** Work to be completed **
Using the data below, gather each line that includes the word "text".
● ● ●
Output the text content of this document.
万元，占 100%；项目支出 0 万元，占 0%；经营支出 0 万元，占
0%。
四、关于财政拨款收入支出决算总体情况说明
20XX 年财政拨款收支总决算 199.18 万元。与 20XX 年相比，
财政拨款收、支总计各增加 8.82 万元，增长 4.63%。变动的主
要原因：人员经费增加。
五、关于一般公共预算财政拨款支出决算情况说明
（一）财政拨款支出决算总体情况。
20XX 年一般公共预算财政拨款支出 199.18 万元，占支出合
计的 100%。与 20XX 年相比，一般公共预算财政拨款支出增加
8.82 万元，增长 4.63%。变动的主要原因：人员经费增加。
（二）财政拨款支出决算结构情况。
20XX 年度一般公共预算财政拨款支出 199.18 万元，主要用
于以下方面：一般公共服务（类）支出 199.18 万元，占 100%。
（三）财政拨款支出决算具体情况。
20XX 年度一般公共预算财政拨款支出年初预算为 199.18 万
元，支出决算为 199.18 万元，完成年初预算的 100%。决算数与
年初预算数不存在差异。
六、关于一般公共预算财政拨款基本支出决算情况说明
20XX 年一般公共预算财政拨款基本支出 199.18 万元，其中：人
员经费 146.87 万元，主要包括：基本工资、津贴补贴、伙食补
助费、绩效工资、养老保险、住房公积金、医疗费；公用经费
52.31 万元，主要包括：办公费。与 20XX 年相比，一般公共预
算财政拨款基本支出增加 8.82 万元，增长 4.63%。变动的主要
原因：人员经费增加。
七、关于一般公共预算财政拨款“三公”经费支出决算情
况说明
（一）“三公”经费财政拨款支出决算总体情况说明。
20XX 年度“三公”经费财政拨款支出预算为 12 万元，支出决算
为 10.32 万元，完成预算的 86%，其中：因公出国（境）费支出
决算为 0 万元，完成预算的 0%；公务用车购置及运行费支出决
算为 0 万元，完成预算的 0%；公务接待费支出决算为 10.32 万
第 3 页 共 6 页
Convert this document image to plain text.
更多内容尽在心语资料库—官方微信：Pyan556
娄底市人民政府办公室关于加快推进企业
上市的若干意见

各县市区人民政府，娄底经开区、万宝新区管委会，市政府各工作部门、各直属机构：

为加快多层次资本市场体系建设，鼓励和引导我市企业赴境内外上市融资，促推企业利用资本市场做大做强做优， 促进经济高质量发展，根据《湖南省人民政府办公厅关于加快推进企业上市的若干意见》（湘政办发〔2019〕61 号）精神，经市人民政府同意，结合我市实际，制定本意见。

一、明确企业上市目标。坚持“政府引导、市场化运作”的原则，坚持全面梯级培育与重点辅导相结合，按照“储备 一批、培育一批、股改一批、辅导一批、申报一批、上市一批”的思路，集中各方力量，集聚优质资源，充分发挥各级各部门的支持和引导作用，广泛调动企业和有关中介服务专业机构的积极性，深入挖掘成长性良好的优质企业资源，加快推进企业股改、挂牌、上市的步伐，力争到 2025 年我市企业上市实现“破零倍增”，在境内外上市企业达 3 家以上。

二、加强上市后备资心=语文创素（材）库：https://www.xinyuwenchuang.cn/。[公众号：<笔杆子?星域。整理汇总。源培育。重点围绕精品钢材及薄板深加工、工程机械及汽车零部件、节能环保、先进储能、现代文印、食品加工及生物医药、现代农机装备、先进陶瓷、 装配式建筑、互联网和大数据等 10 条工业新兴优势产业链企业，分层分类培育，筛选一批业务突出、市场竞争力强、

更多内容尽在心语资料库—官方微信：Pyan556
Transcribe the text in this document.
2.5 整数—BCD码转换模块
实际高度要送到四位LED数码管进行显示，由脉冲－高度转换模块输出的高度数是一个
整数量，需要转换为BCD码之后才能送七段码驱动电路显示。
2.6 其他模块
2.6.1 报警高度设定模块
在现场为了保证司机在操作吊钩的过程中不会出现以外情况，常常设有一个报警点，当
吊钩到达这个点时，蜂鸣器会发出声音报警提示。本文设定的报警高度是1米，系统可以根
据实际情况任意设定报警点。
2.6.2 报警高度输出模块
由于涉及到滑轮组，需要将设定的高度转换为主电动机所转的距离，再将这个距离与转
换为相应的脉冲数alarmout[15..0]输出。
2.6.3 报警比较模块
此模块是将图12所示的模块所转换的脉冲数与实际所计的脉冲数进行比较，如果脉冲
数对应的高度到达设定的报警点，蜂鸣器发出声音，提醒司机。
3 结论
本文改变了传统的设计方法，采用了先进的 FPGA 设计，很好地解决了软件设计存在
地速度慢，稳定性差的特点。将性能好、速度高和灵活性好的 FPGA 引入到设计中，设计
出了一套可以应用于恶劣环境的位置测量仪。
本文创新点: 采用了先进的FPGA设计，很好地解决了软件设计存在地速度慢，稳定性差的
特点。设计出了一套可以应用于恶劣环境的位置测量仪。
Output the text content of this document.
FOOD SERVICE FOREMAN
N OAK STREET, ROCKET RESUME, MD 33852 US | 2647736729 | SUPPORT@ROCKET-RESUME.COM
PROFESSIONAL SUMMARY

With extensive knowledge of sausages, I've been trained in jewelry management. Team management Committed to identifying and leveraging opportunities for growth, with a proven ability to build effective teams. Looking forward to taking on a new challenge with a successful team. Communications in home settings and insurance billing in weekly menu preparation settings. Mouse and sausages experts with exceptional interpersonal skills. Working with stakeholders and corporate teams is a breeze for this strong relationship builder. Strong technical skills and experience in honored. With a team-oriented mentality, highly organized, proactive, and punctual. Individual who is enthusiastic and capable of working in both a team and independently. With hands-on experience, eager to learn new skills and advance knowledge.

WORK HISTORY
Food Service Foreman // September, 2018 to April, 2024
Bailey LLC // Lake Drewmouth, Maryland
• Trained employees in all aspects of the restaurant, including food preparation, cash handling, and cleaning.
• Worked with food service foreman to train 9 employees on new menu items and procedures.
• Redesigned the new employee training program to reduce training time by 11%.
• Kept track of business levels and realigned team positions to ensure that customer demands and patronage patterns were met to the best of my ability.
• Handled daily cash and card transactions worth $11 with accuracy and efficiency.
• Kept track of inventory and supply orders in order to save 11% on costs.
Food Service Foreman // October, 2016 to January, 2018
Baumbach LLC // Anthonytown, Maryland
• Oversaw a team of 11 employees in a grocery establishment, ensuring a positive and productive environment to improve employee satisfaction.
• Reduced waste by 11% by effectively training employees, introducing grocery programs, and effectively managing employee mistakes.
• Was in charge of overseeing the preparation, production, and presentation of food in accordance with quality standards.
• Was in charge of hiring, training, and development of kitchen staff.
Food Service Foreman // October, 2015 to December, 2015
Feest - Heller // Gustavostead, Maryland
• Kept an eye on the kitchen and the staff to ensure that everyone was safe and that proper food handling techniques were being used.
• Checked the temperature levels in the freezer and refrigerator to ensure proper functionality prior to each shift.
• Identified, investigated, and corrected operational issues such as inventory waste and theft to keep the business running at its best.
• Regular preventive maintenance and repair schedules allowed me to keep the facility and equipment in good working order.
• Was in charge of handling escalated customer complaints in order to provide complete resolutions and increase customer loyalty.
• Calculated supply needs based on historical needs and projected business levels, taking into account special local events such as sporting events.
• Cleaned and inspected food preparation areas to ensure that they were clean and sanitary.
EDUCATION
● ● ●
** Result **
Output the text content of this document.
Convert this document image to plain text.
Transcribe the text in this document.
Output the text content of this document.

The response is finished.